** start of Input records **

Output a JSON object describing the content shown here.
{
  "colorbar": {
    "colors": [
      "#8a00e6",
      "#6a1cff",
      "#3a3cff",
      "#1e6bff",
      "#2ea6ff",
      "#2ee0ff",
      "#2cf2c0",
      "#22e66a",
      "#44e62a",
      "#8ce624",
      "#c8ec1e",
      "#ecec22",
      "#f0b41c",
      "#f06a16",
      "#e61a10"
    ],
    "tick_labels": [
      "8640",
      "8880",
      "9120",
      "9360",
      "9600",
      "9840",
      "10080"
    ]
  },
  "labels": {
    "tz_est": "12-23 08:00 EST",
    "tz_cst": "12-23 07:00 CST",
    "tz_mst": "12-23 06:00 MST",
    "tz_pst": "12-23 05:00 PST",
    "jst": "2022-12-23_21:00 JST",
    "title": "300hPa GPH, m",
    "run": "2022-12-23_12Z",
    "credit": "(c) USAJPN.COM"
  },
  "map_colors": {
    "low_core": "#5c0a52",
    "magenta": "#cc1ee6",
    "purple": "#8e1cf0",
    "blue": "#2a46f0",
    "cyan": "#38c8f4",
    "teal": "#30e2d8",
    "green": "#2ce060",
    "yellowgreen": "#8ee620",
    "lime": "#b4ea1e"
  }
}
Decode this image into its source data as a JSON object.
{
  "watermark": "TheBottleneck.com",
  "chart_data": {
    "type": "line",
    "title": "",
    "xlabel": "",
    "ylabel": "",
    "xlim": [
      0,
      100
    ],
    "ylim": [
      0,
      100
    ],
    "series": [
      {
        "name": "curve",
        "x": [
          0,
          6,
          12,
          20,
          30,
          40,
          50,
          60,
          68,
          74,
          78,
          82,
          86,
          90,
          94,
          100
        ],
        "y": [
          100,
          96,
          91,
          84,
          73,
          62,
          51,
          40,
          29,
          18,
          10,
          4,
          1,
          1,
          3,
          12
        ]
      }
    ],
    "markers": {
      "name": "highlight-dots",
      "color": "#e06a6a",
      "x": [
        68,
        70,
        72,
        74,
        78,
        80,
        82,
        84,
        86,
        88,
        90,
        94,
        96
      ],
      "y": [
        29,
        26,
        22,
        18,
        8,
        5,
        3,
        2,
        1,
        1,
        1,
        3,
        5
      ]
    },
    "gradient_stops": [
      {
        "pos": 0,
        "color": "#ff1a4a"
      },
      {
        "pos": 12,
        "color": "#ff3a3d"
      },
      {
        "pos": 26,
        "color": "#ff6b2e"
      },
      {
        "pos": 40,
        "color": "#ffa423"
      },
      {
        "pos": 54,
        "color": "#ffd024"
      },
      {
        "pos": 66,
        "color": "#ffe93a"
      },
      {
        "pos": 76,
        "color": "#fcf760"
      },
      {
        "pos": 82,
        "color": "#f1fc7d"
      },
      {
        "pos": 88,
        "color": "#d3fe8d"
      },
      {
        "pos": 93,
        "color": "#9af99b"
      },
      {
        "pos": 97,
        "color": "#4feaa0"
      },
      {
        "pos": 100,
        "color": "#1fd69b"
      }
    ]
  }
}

** end of Input records **

* **Work instructions**
Output the line containing "Decode this image" and all lines after it to the end of the records, exactly as given.

* **Response to this exercise**
Decode this image into its source data as a JSON object.
{
  "watermark": "TheBottleneck.com",
  "chart_data": {
    "type": "line",
    "title": "",
    "xlabel": "",
    "ylabel": "",
    "xlim": [
      0,
      100
    ],
    "ylim": [
      0,
      100
    ],
    "series": [
      {
        "name": "curve",
        "x": [
          0,
          6,
          12,
          20,
          30,
          40,
          50,
          60,
          68,
          74,
          78,
          82,
          86,
          90,
          94,
          100
        ],
        "y": [
          100,
          96,
          91,
          84,
          73,
          62,
          51,
          40,
          29,
          18,
          10,
          4,
          1,
          1,
          3,
          12
        ]
      }
    ],
    "markers": {
      "name": "highlight-dots",
      "color": "#e06a6a",
      "x": [
        68,
        70,
        72,
        74,
        78,
        80,
        82,
        84,
        86,
        88,
        90,
        94,
        96
      ],
      "y": [
        29,
        26,
        22,
        18,
        8,
        5,
        3,
        2,
        1,
        1,
        1,
        3,
        5
      ]
    },
    "gradient_stops": [
      {
        "pos": 0,
        "color": "#ff1a4a"
      },
      {
        "pos": 12,
        "color": "#ff3a3d"
      },
      {
        "pos": 26,
        "color": "#ff6b2e"
      },
      {
        "pos": 40,
        "color": "#ffa423"
      },
      {
        "pos": 54,
        "color": "#ffd024"
      },
      {
        "pos": 66,
        "color": "#ffe93a"
      },
      {
        "pos": 76,
        "color": "#fcf760"
      },
      {
        "pos": 82,
        "color": "#f1fc7d"
      },
      {
        "pos": 88,
        "color": "#d3fe8d"
      },
      {
        "pos": 93,
        "color": "#9af99b"
      },
      {
        "pos": 97,
        "color": "#4feaa0"
      },
      {
        "pos": 100,
        "color": "#1fd69b"
      }
    ]
  }
}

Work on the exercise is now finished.